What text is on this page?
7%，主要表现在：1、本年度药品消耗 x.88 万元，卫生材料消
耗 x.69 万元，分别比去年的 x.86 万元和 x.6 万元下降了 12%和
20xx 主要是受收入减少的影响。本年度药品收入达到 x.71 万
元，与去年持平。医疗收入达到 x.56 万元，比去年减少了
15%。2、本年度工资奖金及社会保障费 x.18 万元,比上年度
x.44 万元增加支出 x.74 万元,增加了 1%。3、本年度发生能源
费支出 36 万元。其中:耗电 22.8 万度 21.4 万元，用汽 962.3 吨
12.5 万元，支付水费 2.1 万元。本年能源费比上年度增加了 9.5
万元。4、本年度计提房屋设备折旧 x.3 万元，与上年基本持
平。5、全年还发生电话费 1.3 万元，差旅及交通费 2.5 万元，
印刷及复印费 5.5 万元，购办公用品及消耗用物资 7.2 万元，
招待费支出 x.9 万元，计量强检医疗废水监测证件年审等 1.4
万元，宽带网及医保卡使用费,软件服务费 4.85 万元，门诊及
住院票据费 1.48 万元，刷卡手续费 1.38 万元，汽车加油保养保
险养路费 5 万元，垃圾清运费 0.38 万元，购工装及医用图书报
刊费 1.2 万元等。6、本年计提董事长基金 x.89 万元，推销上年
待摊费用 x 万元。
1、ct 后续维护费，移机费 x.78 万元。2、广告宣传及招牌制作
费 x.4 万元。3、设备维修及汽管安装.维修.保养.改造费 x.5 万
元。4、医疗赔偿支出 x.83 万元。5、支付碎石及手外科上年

───

> [EXERCISE PROMPT]: Copy each line of the data exactly, leaving nothing out.

> [RESPONSE BELOW]:
What text is on this page?
7%，主要表现在：1、本年度药品消耗 x.88 万元，卫生材料消
耗 x.69 万元，分别比去年的 x.86 万元和 x.6 万元下降了 12%和
20xx 主要是受收入减少的影响。本年度药品收入达到 x.71 万
元，与去年持平。医疗收入达到 x.56 万元，比去年减少了
15%。2、本年度工资奖金及社会保障费 x.18 万元,比上年度
x.44 万元增加支出 x.74 万元,增加了 1%。3、本年度发生能源
费支出 36 万元。其中:耗电 22.8 万度 21.4 万元，用汽 962.3 吨
12.5 万元，支付水费 2.1 万元。本年能源费比上年度增加了 9.5
万元。4、本年度计提房屋设备折旧 x.3 万元，与上年基本持
平。5、全年还发生电话费 1.3 万元，差旅及交通费 2.5 万元，
印刷及复印费 5.5 万元，购办公用品及消耗用物资 7.2 万元，
招待费支出 x.9 万元，计量强检医疗废水监测证件年审等 1.4
万元，宽带网及医保卡使用费,软件服务费 4.85 万元，门诊及
住院票据费 1.48 万元，刷卡手续费 1.38 万元，汽车加油保养保
险养路费 5 万元，垃圾清运费 0.38 万元，购工装及医用图书报
刊费 1.2 万元等。6、本年计提董事长基金 x.89 万元，推销上年
待摊费用 x 万元。
1、ct 后续维护费，移机费 x.78 万元。2、广告宣传及招牌制作
费 x.4 万元。3、设备维修及汽管安装.维修.保养.改造费 x.5 万
元。4、医疗赔偿支出 x.83 万元。5、支付碎石及手外科上年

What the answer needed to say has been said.